- [Directive] Your task is to give the data again, exactly, with every line intact.

[Data listing]
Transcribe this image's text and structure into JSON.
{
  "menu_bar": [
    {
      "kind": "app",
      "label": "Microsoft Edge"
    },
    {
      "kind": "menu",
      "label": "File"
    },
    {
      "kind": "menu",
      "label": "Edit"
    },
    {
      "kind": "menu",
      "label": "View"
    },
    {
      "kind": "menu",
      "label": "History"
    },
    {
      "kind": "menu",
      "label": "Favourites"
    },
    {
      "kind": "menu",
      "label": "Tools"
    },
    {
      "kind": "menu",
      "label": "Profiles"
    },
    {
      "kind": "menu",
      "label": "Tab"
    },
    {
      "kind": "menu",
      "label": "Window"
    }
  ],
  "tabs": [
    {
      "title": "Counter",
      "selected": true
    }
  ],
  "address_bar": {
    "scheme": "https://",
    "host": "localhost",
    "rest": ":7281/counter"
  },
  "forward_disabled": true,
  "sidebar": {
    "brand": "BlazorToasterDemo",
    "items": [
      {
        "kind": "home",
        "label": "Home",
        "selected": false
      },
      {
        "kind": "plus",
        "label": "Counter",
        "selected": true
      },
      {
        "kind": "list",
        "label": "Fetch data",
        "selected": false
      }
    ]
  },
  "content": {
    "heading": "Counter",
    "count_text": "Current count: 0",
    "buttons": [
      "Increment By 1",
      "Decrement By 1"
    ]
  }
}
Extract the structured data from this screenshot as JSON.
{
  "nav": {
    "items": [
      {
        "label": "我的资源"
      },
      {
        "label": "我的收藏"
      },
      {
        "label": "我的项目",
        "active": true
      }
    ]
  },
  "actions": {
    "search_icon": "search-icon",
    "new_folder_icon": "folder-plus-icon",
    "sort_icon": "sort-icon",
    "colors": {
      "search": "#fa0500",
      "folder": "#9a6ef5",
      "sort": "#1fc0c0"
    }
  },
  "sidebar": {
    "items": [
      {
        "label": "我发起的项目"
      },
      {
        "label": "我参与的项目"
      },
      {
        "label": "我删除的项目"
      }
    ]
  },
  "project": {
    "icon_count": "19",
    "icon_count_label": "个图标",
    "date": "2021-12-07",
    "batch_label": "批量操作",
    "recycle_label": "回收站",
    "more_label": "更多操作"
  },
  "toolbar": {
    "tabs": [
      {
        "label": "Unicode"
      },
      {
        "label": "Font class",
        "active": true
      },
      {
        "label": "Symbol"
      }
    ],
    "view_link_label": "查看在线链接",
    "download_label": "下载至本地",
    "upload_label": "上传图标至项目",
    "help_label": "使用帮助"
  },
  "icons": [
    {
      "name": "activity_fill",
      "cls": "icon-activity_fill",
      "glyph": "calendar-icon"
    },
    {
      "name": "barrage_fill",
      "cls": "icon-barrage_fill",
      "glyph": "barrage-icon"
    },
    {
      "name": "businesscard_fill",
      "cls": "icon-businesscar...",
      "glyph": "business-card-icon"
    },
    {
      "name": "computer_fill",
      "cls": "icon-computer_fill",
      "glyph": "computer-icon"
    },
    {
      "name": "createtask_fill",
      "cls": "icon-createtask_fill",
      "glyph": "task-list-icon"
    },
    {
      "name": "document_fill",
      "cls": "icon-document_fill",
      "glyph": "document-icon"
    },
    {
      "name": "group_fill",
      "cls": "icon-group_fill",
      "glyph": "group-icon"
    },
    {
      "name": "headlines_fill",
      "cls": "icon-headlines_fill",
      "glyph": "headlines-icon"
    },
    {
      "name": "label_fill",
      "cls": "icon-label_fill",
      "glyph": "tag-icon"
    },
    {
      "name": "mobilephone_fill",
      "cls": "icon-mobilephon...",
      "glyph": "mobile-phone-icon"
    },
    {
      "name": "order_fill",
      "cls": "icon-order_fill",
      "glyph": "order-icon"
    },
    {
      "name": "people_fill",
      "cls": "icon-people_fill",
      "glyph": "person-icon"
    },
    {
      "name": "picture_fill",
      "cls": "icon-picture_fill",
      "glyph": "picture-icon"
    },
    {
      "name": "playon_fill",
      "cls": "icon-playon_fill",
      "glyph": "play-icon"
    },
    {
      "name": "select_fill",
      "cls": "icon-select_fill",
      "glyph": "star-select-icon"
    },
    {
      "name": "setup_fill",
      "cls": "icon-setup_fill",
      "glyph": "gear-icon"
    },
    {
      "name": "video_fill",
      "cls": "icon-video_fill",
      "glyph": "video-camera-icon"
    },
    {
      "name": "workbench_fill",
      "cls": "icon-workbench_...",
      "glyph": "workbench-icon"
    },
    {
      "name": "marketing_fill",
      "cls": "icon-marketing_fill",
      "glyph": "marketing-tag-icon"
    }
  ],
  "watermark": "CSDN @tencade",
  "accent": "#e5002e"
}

- [Result of the task]
Transcribe this image's text and structure into JSON.
{
  "menu_bar": [
    {
      "kind": "app",
      "label": "Microsoft Edge"
    },
    {
      "kind": "menu",
      "label": "File"
    },
    {
      "kind": "menu",
      "label": "Edit"
    },
    {
      "kind": "menu",
      "label": "View"
    },
    {
      "kind": "menu",
      "label": "History"
    },
    {
      "kind": "menu",
      "label": "Favourites"
    },
    {
      "kind": "menu",
      "label": "Tools"
    },
    {
      "kind": "menu",
      "label": "Profiles"
    },
    {
      "kind": "menu",
      "label": "Tab"
    },
    {
      "kind": "menu",
      "label": "Window"
    }
  ],
  "tabs": [
    {
      "title": "Counter",
      "selected": true
    }
  ],
  "address_bar": {
    "scheme": "https://",
    "host": "localhost",
    "rest": ":7281/counter"
  },
  "forward_disabled": true,
  "sidebar": {
    "brand": "BlazorToasterDemo",
    "items": [
      {
        "kind": "home",
        "label": "Home",
        "selected": false
      },
      {
        "kind": "plus",
        "label": "Counter",
        "selected": true
      },
      {
        "kind": "list",
        "label": "Fetch data",
        "selected": false
      }
    ]
  },
  "content": {
    "heading": "Counter",
    "count_text": "Current count: 0",
    "buttons": [
      "Increment By 1",
      "Decrement By 1"
    ]
  }
}
Extract the structured data from this screenshot as JSON.
{
  "nav": {
    "items": [
      {
        "label": "我的资源"
      },
      {
        "label": "我的收藏"
      },
      {
        "label": "我的项目",
        "active": true
      }
    ]
  },
  "actions": {
    "search_icon": "search-icon",
    "new_folder_icon": "folder-plus-icon",
    "sort_icon": "sort-icon",
    "colors": {
      "search": "#fa0500",
      "folder": "#9a6ef5",
      "sort": "#1fc0c0"
    }
  },
  "sidebar": {
    "items": [
      {
        "label": "我发起的项目"
      },
      {
        "label": "我参与的项目"
      },
      {
        "label": "我删除的项目"
      }
    ]
  },
  "project": {
    "icon_count": "19",
    "icon_count_label": "个图标",
    "date": "2021-12-07",
    "batch_label": "批量操作",
    "recycle_label": "回收站",
    "more_label": "更多操作"
  },
  "toolbar": {
    "tabs": [
      {
        "label": "Unicode"
      },
      {
        "label": "Font class",
        "active": true
      },
      {
        "label": "Symbol"
      }
    ],
    "view_link_label": "查看在线链接",
    "download_label": "下载至本地",
    "upload_label": "上传图标至项目",
    "help_label": "使用帮助"
  },
  "icons": [
    {
      "name": "activity_fill",
      "cls": "icon-activity_fill",
      "glyph": "calendar-icon"
    },
    {
      "name": "barrage_fill",
      "cls": "icon-barrage_fill",
      "glyph": "barrage-icon"
    },
    {
      "name": "businesscard_fill",
      "cls": "icon-businesscar...",
      "glyph": "business-card-icon"
    },
    {
      "name": "computer_fill",
      "cls": "icon-computer_fill",
      "glyph": "computer-icon"
    },
    {
      "name": "createtask_fill",
      "cls": "icon-createtask_fill",
      "glyph": "task-list-icon"
    },
    {
      "name": "document_fill",
      "cls": "icon-document_fill",
      "glyph": "document-icon"
    },
    {
      "name": "group_fill",
      "cls": "icon-group_fill",
      "glyph": "group-icon"
    },
    {
      "name": "headlines_fill",
      "cls": "icon-headlines_fill",
      "glyph": "headlines-icon"
    },
    {
      "name": "label_fill",
      "cls": "icon-label_fill",
      "glyph": "tag-icon"
    },
    {
      "name": "mobilephone_fill",
      "cls": "icon-mobilephon...",
      "glyph": "mobile-phone-icon"
    },
    {
      "name": "order_fill",
      "cls": "icon-order_fill",
      "glyph": "order-icon"
    },
    {
      "name": "people_fill",
      "cls": "icon-people_fill",
      "glyph": "person-icon"
    },
    {
      "name": "picture_fill",
      "cls": "icon-picture_fill",
      "glyph": "picture-icon"
    },
    {
      "name": "playon_fill",
      "cls": "icon-playon_fill",
      "glyph": "play-icon"
    },
    {
      "name": "select_fill",
      "cls": "icon-select_fill",
      "glyph": "star-select-icon"
    },
    {
      "name": "setup_fill",
      "cls": "icon-setup_fill",
      "glyph": "gear-icon"
    },
    {
      "name": "video_fill",
      "cls": "icon-video_fill",
      "glyph": "video-camera-icon"
    },
    {
      "name": "workbench_fill",
      "cls": "icon-workbench_...",
      "glyph": "workbench-icon"
    },
    {
      "name": "marketing_fill",
      "cls": "icon-marketing_fill",
      "glyph": "marketing-tag-icon"
    }
  ],
  "watermark": "CSDN @tencade",
  "accent": "#e5002e"
}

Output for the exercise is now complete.